-- TASK DIRECTIONS --
Calculate how many lines in the following records hold the word "structured", and report that number without comment.

-- DATASET RECORDS --
------------------------------------

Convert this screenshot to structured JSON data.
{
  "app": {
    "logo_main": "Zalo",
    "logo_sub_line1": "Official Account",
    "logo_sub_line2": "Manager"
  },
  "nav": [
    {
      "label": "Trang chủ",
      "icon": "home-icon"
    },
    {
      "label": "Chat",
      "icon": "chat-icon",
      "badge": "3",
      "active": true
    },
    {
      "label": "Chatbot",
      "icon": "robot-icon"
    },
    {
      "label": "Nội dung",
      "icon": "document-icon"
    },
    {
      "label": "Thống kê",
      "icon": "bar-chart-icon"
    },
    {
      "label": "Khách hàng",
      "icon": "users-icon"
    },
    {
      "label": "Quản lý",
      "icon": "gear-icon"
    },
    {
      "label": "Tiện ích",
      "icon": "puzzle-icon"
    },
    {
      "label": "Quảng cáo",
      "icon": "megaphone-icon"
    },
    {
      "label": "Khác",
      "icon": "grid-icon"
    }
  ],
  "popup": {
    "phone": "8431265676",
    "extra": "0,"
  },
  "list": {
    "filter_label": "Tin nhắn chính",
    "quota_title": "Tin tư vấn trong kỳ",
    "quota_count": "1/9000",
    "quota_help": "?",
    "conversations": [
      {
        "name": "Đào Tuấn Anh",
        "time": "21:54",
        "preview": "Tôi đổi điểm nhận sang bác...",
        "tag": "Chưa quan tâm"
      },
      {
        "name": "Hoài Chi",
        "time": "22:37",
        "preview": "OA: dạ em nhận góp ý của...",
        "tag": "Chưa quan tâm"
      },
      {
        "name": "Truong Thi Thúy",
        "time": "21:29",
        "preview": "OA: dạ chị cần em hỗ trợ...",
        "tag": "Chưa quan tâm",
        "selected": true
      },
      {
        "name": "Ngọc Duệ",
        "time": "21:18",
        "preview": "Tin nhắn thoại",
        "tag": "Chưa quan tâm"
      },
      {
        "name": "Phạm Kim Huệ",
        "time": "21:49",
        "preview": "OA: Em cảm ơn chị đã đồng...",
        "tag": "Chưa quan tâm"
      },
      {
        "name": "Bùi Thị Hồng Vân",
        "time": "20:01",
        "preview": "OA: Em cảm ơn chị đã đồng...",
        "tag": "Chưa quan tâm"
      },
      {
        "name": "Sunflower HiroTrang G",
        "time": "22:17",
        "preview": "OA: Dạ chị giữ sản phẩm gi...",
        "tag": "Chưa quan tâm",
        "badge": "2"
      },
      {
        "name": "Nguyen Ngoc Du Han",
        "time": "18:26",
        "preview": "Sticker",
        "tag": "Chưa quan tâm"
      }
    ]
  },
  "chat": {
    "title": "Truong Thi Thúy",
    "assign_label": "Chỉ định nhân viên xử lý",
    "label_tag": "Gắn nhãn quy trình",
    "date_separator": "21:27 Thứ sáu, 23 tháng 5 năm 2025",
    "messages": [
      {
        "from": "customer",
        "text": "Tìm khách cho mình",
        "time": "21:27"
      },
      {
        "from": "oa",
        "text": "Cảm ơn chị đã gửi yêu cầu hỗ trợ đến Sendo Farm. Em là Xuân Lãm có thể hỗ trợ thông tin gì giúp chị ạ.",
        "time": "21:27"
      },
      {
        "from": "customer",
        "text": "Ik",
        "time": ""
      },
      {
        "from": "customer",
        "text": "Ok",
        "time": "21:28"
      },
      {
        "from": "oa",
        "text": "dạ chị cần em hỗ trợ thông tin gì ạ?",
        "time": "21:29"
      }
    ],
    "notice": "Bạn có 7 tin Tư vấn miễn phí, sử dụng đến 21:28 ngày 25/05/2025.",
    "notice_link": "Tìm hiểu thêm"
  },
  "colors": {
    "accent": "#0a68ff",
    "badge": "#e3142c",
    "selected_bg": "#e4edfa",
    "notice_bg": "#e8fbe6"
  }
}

------------------------------------

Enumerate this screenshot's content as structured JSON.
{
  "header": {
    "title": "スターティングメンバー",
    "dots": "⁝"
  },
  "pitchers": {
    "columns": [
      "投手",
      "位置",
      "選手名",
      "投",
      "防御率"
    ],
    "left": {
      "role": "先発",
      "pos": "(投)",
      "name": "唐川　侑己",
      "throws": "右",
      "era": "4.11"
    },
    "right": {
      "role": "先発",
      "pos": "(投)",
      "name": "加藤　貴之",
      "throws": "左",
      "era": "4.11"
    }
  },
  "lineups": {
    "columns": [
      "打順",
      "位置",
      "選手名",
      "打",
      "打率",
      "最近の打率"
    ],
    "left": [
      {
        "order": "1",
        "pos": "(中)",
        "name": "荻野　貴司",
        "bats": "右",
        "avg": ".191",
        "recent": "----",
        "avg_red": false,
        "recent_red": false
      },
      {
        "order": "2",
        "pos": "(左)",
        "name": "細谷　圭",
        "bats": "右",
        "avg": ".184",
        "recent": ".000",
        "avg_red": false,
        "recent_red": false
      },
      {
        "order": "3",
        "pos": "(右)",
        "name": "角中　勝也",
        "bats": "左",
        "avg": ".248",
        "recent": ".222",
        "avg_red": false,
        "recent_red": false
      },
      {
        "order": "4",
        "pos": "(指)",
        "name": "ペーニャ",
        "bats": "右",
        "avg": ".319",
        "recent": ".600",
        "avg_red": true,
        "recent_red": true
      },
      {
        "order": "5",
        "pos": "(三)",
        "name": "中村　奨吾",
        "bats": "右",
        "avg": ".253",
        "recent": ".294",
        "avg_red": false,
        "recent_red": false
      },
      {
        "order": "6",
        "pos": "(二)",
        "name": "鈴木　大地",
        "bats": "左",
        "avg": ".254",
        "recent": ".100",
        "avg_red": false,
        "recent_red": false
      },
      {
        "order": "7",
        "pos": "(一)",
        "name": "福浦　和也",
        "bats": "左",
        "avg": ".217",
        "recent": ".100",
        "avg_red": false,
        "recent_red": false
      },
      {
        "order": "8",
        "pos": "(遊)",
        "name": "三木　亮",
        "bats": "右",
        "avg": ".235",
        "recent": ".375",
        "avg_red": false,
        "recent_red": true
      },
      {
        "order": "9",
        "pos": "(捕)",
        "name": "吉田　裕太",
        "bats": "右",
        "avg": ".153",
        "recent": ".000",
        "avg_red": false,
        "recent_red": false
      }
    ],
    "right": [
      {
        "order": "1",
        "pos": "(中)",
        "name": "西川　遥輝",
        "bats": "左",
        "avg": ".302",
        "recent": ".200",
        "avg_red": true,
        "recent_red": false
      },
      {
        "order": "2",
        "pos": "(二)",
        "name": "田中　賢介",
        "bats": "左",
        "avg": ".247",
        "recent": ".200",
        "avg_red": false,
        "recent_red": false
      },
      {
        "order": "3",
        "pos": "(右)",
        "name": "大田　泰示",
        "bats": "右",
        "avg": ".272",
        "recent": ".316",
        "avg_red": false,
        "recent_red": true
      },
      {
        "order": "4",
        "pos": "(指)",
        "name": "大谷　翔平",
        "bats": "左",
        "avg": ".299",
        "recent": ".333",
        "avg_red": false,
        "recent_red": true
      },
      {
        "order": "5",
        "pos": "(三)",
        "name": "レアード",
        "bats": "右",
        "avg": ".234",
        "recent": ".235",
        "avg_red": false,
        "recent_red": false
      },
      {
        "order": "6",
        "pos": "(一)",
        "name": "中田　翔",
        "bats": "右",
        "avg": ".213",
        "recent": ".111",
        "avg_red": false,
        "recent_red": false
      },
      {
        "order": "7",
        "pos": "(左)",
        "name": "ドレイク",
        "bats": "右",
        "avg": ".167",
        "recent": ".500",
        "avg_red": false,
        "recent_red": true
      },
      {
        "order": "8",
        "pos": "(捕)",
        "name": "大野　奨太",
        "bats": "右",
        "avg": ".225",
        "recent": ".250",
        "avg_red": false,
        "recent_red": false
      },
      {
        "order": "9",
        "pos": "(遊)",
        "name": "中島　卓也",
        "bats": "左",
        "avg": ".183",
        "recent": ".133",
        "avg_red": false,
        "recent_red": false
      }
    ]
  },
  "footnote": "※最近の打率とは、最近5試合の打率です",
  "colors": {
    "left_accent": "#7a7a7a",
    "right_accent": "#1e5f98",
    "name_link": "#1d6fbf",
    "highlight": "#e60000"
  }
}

------------------------------------

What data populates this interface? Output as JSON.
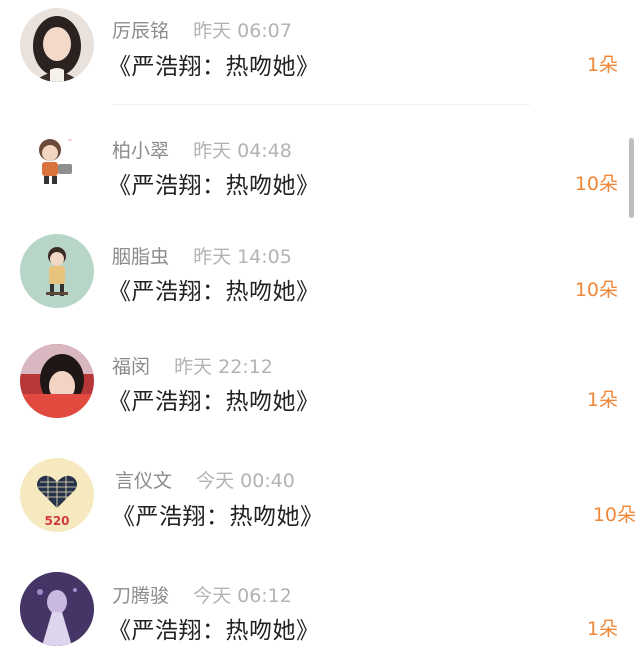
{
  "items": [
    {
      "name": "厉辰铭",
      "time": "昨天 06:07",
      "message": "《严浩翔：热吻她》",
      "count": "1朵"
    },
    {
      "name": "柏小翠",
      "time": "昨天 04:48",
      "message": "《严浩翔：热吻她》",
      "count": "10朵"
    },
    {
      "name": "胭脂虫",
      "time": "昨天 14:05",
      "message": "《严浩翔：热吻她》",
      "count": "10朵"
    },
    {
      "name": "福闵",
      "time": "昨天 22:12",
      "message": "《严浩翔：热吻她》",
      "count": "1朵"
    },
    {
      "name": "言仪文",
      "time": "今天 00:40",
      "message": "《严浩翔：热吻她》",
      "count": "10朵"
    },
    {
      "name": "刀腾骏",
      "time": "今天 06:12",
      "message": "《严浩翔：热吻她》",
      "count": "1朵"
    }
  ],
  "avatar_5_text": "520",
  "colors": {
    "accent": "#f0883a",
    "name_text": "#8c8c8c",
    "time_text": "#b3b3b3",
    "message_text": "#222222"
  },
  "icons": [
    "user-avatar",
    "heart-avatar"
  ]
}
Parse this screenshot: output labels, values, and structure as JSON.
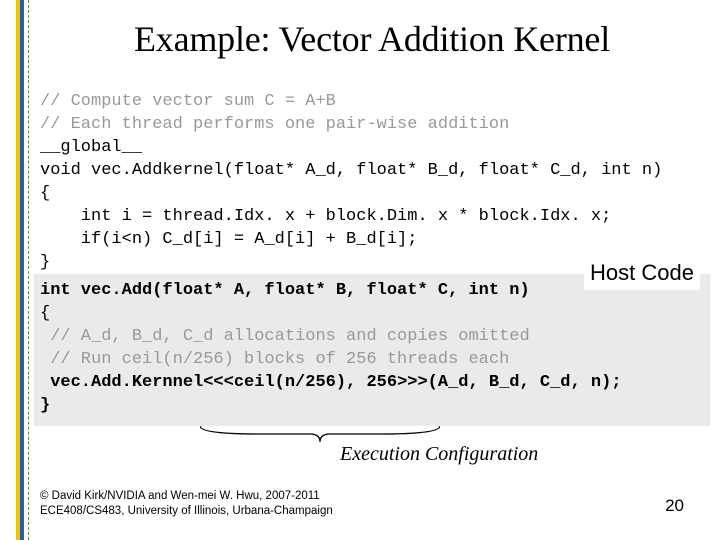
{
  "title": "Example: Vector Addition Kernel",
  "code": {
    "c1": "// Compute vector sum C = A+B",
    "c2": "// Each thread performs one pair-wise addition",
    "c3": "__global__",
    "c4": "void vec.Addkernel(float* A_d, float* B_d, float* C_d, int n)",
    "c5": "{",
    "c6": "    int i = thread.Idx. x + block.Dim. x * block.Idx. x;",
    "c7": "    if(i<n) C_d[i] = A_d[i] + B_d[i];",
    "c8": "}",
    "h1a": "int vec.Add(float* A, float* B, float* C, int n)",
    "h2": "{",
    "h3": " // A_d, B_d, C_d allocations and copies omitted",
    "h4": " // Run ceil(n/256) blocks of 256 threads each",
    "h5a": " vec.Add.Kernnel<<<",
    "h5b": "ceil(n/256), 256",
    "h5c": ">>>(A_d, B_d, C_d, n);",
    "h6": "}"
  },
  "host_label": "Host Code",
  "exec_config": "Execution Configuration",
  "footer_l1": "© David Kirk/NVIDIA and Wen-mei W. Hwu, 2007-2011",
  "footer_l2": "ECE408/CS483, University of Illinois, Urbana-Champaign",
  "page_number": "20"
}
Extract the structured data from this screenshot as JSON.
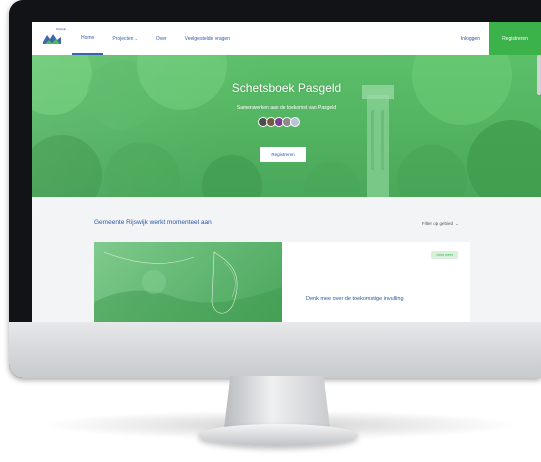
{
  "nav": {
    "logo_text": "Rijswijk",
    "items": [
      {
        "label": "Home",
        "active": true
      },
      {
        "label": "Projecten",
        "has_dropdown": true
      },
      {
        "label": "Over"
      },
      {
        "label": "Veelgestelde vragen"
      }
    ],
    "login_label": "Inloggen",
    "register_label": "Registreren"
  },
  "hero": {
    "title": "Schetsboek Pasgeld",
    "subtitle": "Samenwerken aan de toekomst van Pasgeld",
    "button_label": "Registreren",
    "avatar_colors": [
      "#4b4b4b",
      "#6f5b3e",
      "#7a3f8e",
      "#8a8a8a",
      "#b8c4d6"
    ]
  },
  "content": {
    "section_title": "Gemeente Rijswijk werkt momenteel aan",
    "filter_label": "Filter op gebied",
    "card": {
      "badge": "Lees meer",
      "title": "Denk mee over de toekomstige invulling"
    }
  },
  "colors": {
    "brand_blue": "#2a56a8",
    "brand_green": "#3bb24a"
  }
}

------------------------------------

-- EXERCISE OUTPUT --
3